- [Set problem]: Give the number of lines below that contain "ihrer", with no other output.

** START OF Data shown **

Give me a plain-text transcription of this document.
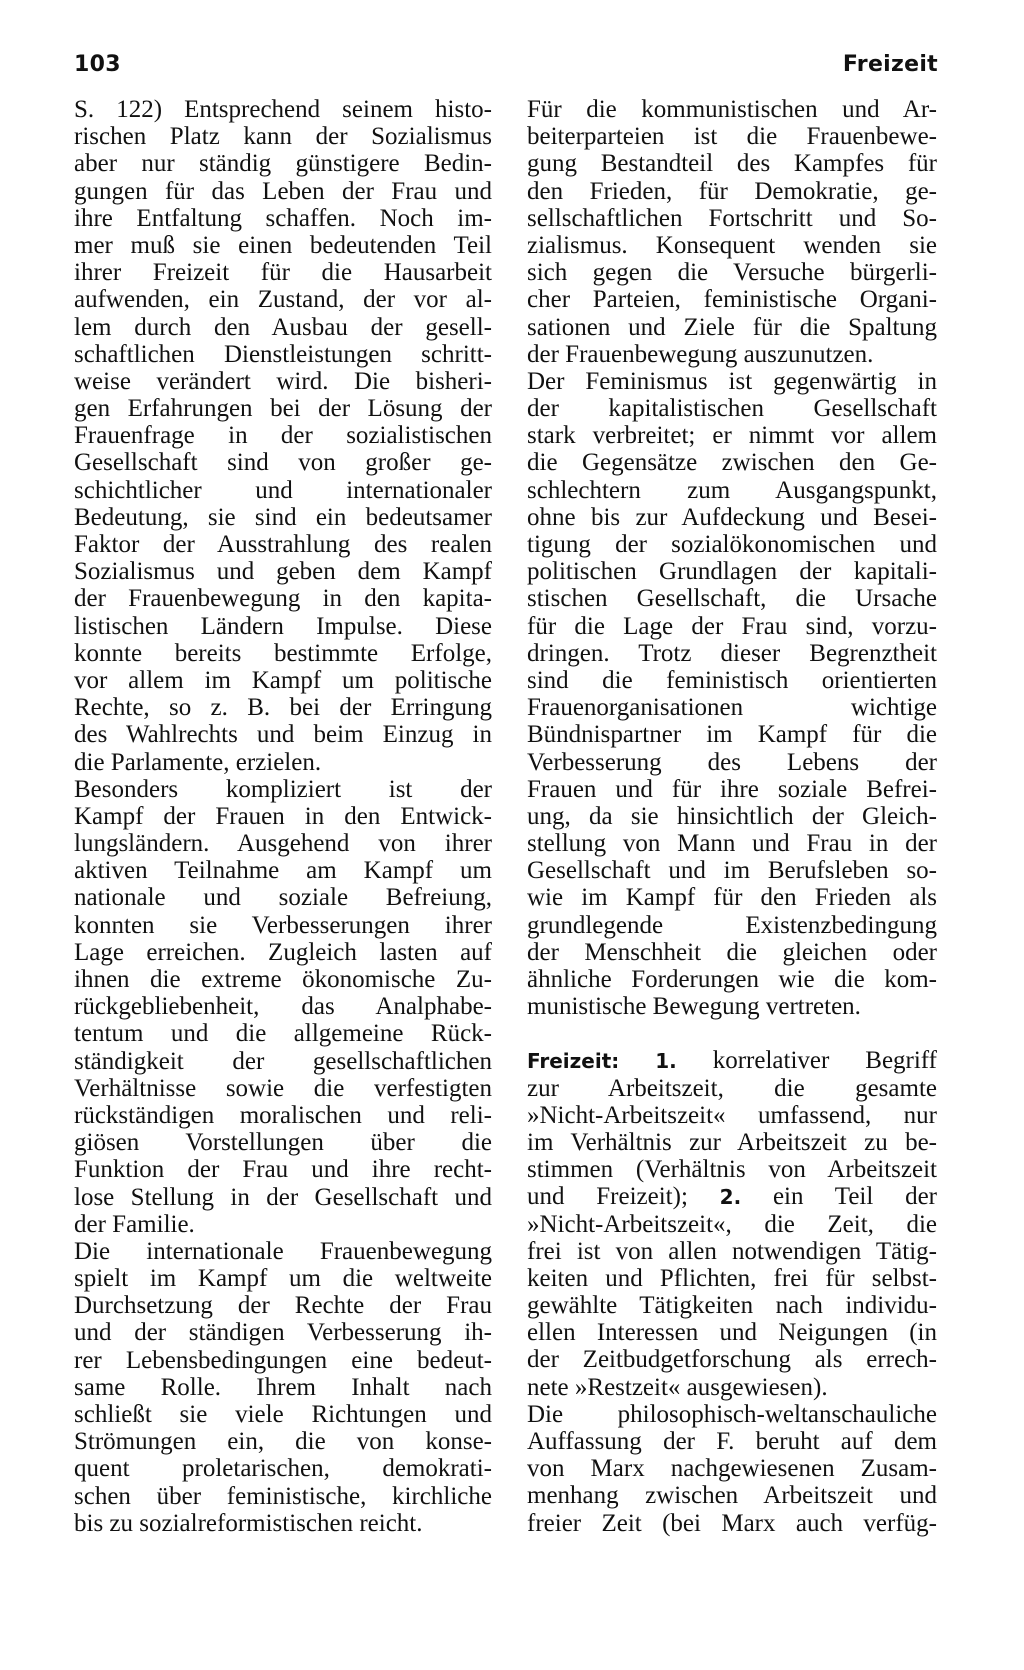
103	Freizeit
S. 122) Entsprechend seinem histo-
rischen Platz kann der Sozialismus
aber nur ständig günstigere Bedin-
gungen für das Leben der Frau und
ihre Entfaltung schaffen. Noch im-
mer muß sie einen bedeutenden Teil
ihrer Freizeit für die Hausarbeit
aufwenden, ein Zustand, der vor al-
lem durch den Ausbau der gesell-
schaftlichen Dienstleistungen schritt-
weise verändert wird. Die bisheri-
gen Erfahrungen bei der Lösung der
Frauenfrage in der sozialistischen
Gesellschaft sind von großer ge-
schichtlicher und internationaler
Bedeutung, sie sind ein bedeutsamer
Faktor der Ausstrahlung des realen
Sozialismus und geben dem Kampf
der Frauenbewegung in den kapita-
listischen Ländern Impulse. Diese
konnte bereits bestimmte Erfolge,
vor allem im Kampf um politische
Rechte, so z. B. bei der Erringung
des Wahlrechts und beim Einzug in
die Parlamente, erzielen.
Besonders kompliziert ist der
Kampf der Frauen in den Entwick-
lungsländern. Ausgehend von ihrer
aktiven Teilnahme am Kampf um
nationale und soziale Befreiung,
konnten sie Verbesserungen ihrer
Lage erreichen. Zugleich lasten auf
ihnen die extreme ökonomische Zu-
rückgebliebenheit, das Analphabe-
tentum und die allgemeine Rück-
ständigkeit der gesellschaftlichen
Verhältnisse sowie die verfestigten
rückständigen moralischen und reli-
giösen Vorstellungen über die
Funktion der Frau und ihre recht-
lose Stellung in der Gesellschaft und
der Familie.
Die internationale Frauenbewegung
spielt im Kampf um die weltweite
Durchsetzung der Rechte der Frau
und der ständigen Verbesserung ih-
rer Lebensbedingungen eine bedeut-
same Rolle. Ihrem Inhalt nach
schließt sie viele Richtungen und
Strömungen ein, die von konse-
quent proletarischen, demokrati-
schen über feministische, kirchliche
bis zu sozialreformistischen reicht.
Für die kommunistischen und Ar-
beiterparteien ist die Frauenbewe-
gung Bestandteil des Kampfes für
den Frieden, für Demokratie, ge-
sellschaftlichen Fortschritt und So-
zialismus. Konsequent wenden sie
sich gegen die Versuche bürgerli-
cher Parteien, feministische Organi-
sationen und Ziele für die Spaltung
der Frauenbewegung auszunutzen.
Der Feminismus ist gegenwärtig in
der kapitalistischen Gesellschaft
stark verbreitet; er nimmt vor allem
die Gegensätze zwischen den Ge-
schlechtern zum Ausgangspunkt,
ohne bis zur Aufdeckung und Besei-
tigung der sozialökonomischen und
politischen Grundlagen der kapitali-
stischen Gesellschaft, die Ursache
für die Lage der Frau sind, vorzu-
dringen. Trotz dieser Begrenztheit
sind die feministisch orientierten
Frauenorganisationen wichtige
Bündnispartner im Kampf für die
Verbesserung des Lebens der
Frauen und für ihre soziale Befrei-
ung, da sie hinsichtlich der Gleich-
stellung von Mann und Frau in der
Gesellschaft und im Berufsleben so-
wie im Kampf für den Frieden als
grundlegende Existenzbedingung
der Menschheit die gleichen oder
ähnliche Forderungen wie die kom-
munistische Bewegung vertreten.
Freizeit: 1. korrelativer Begriff
zur Arbeitszeit, die gesamte
»Nicht-Arbeitszeit« umfassend, nur
im Verhältnis zur Arbeitszeit zu be-
stimmen (Verhältnis von Arbeitszeit
und Freizeit); 2. ein Teil der
»Nicht-Arbeitszeit«, die Zeit, die
frei ist von allen notwendigen Tätig-
keiten und Pflichten, frei für selbst-
gewählte Tätigkeiten nach individu-
ellen Interessen und Neigungen (in
der Zeitbudgetforschung als errech-
nete »Restzeit« ausgewiesen).
Die philosophisch-weltanschauliche
Auffassung der F. beruht auf dem
von Marx nachgewiesenen Zusam-
menhang zwischen Arbeitszeit und
freier Zeit (bei Marx auch verfüg-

** END OF Data shown **

- [Expected answer]: 3